The task:
Look through the data and write out every line with the word "compresseur" in it.

Records for processing:
* * * * * * *

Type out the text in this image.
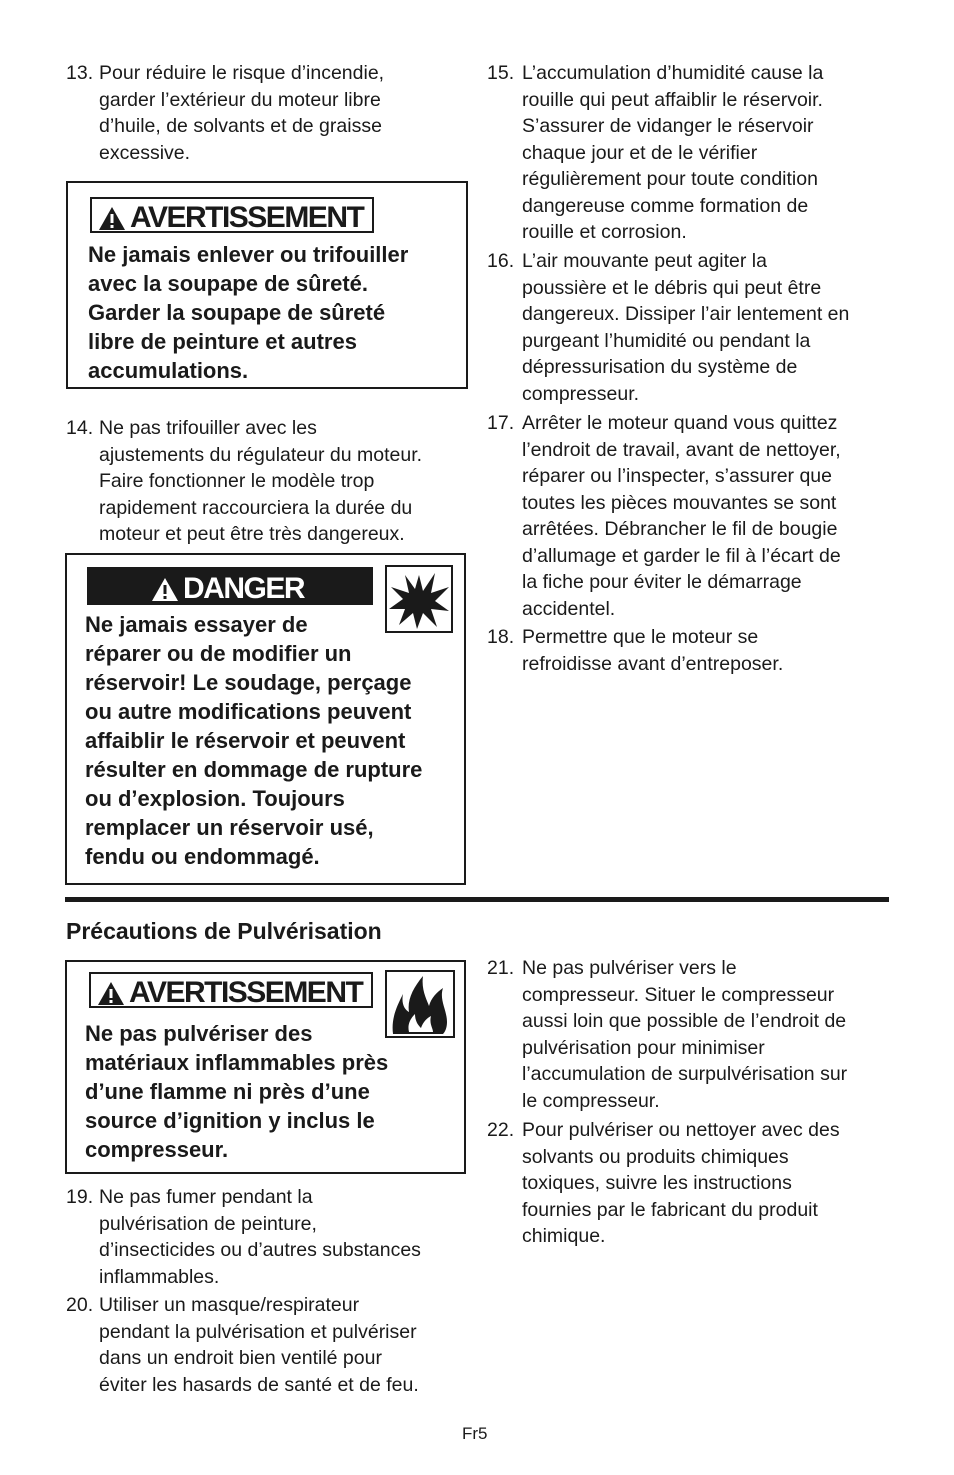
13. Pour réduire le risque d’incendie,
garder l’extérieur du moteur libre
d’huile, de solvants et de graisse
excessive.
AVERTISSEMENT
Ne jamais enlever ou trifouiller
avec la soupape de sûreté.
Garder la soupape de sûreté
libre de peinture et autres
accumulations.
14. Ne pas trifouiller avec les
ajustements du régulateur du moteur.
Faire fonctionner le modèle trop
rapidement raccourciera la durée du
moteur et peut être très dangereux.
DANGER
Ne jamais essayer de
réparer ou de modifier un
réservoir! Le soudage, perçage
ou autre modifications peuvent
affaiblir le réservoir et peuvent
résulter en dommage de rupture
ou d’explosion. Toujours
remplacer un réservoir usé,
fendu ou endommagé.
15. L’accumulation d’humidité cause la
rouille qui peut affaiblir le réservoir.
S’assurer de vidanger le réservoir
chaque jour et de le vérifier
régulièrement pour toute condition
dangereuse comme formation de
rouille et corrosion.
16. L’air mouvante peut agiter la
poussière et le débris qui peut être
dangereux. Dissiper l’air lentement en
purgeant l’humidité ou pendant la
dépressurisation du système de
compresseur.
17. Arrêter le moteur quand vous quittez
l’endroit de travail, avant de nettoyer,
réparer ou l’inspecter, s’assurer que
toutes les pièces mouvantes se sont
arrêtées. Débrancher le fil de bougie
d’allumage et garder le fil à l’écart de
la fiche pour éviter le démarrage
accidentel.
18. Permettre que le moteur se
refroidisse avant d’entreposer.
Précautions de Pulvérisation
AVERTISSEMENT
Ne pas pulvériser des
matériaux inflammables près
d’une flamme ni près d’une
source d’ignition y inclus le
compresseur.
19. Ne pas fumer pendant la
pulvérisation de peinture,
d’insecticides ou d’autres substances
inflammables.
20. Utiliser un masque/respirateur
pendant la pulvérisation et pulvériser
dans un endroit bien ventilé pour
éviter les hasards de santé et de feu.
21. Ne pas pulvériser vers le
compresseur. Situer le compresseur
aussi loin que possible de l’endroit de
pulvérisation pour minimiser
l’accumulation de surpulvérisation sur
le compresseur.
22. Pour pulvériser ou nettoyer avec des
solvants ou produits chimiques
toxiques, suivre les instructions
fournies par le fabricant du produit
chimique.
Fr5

* * * * * * *

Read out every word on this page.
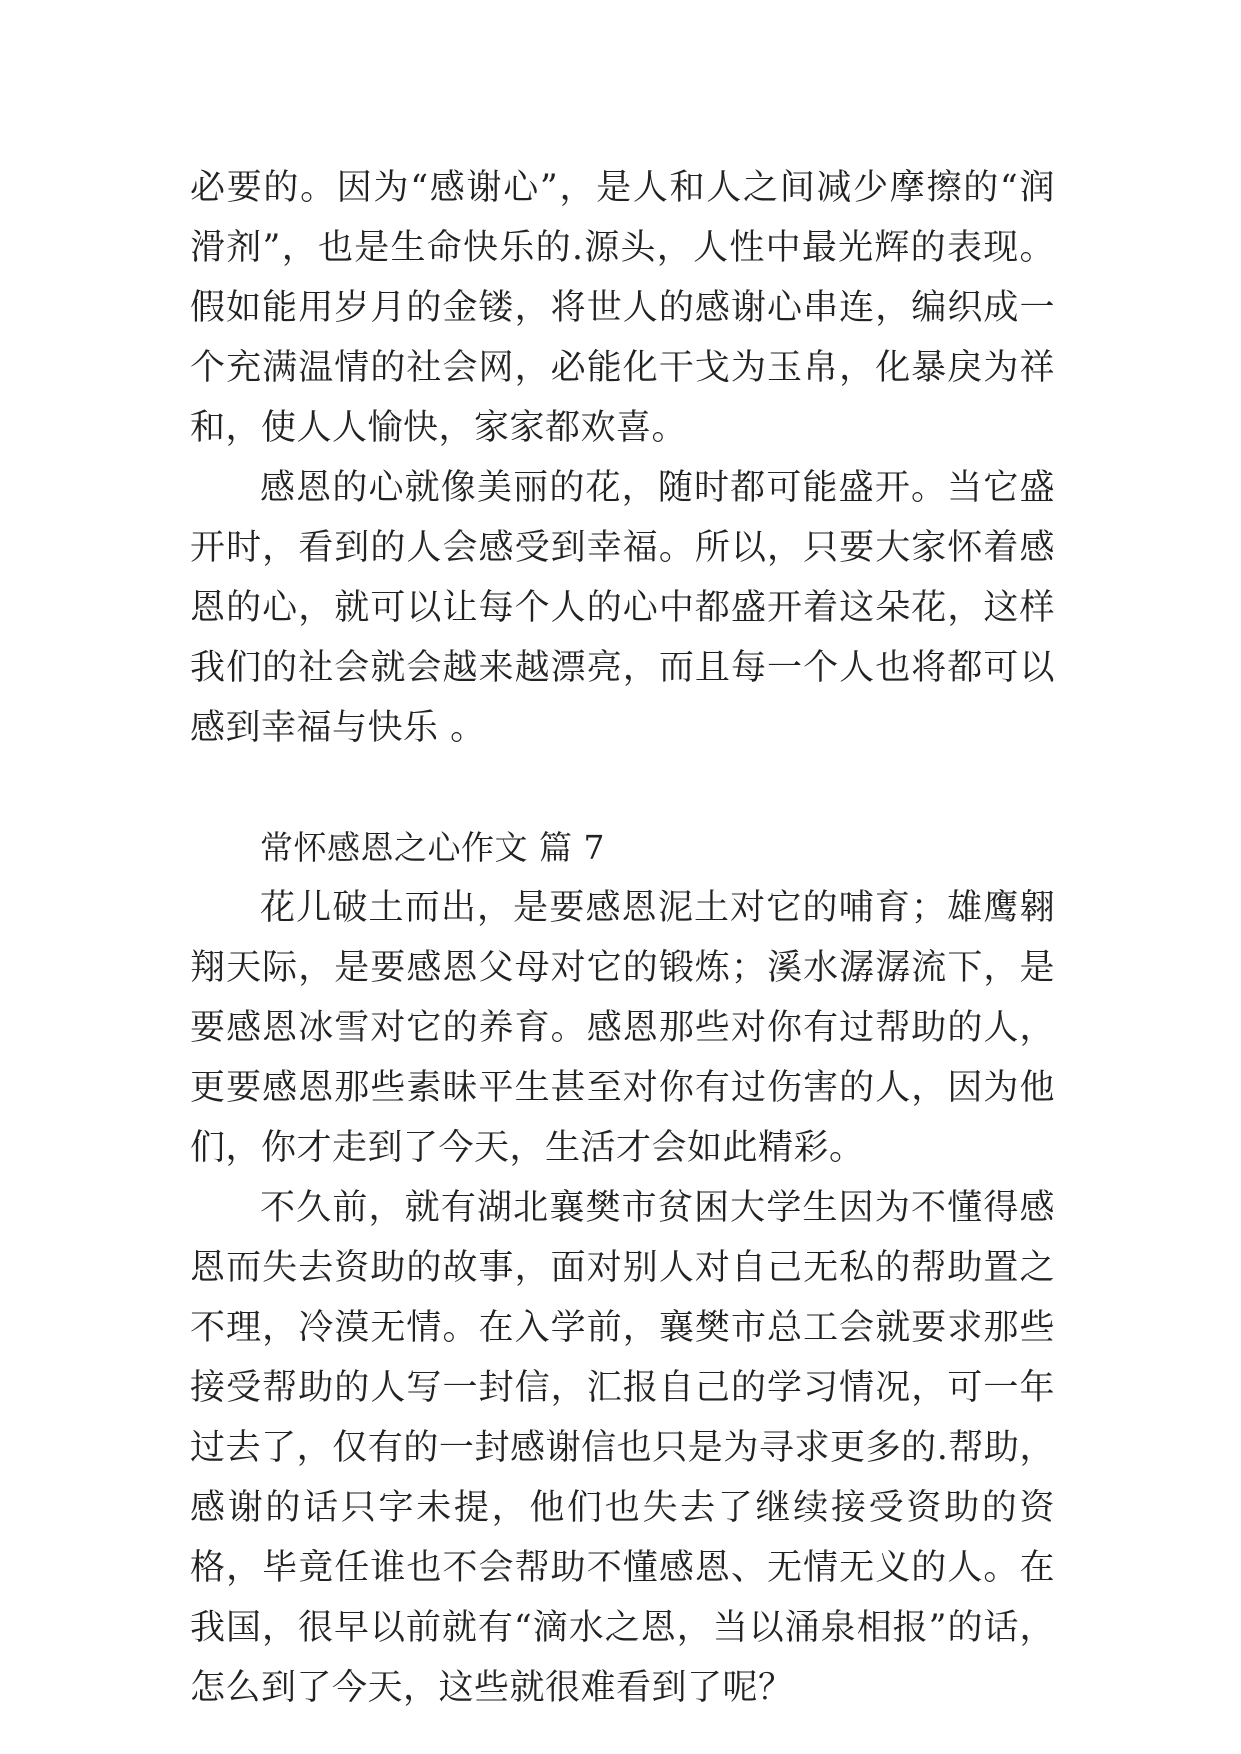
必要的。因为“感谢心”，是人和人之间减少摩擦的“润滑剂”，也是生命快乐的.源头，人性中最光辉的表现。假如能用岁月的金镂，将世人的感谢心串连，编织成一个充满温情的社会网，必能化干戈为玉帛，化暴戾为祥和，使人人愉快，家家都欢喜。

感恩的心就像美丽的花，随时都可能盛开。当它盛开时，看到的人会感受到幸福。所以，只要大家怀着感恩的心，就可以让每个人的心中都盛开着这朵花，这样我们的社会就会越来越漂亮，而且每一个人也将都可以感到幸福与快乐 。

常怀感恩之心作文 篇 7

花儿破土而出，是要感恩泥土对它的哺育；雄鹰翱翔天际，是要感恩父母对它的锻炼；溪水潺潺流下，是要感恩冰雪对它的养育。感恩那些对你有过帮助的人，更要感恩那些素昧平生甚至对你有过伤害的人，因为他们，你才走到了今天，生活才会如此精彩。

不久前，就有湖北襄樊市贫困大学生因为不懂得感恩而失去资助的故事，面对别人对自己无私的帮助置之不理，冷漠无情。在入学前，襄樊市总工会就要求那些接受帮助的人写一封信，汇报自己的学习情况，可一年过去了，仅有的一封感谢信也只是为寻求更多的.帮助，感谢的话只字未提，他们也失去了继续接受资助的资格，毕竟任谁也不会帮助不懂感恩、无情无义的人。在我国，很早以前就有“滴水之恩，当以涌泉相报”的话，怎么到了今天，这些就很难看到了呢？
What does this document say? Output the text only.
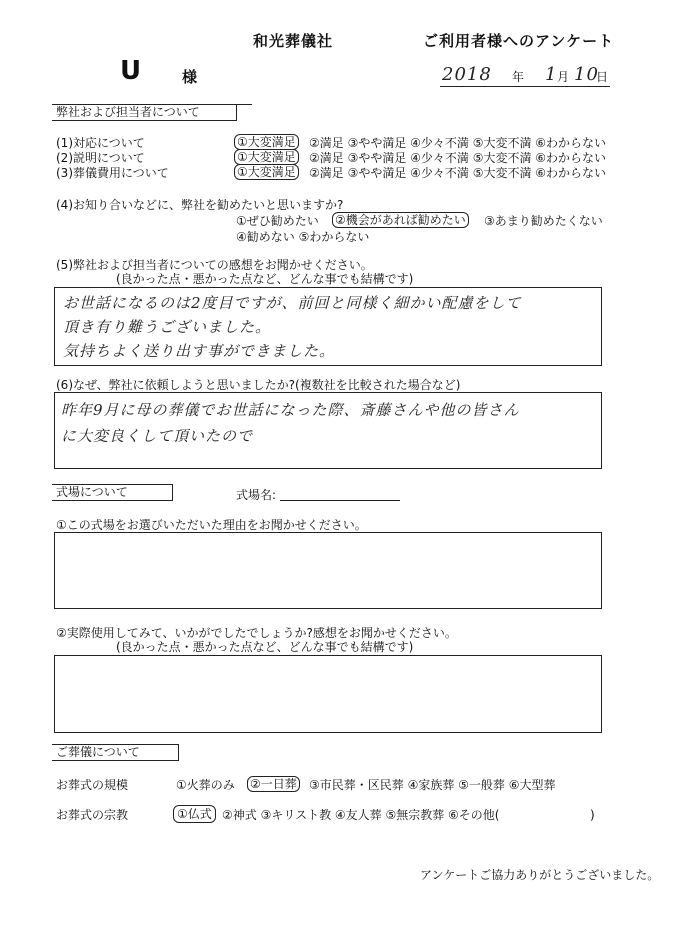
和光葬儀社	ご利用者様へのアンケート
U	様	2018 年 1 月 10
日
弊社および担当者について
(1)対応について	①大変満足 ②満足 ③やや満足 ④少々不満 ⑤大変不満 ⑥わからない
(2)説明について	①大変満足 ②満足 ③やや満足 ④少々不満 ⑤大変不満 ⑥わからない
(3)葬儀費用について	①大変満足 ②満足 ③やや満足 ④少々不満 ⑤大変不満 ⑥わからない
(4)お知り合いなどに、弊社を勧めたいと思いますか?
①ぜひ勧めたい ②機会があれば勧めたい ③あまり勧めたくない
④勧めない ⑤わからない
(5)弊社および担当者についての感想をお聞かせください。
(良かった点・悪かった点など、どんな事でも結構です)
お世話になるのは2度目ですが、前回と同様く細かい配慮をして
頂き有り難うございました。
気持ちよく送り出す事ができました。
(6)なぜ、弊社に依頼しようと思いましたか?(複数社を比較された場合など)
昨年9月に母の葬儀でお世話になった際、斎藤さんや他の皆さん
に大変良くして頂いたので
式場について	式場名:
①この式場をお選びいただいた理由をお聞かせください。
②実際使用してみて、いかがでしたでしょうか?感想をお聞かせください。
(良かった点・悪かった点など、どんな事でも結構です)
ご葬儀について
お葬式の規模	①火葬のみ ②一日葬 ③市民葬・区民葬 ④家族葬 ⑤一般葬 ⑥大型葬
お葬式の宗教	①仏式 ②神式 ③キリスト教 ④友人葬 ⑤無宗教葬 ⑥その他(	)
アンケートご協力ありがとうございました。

* * * * * * *

Task answer:
compresseur.
compresseur.
compresseur. Situer le compresseur
le compresseur.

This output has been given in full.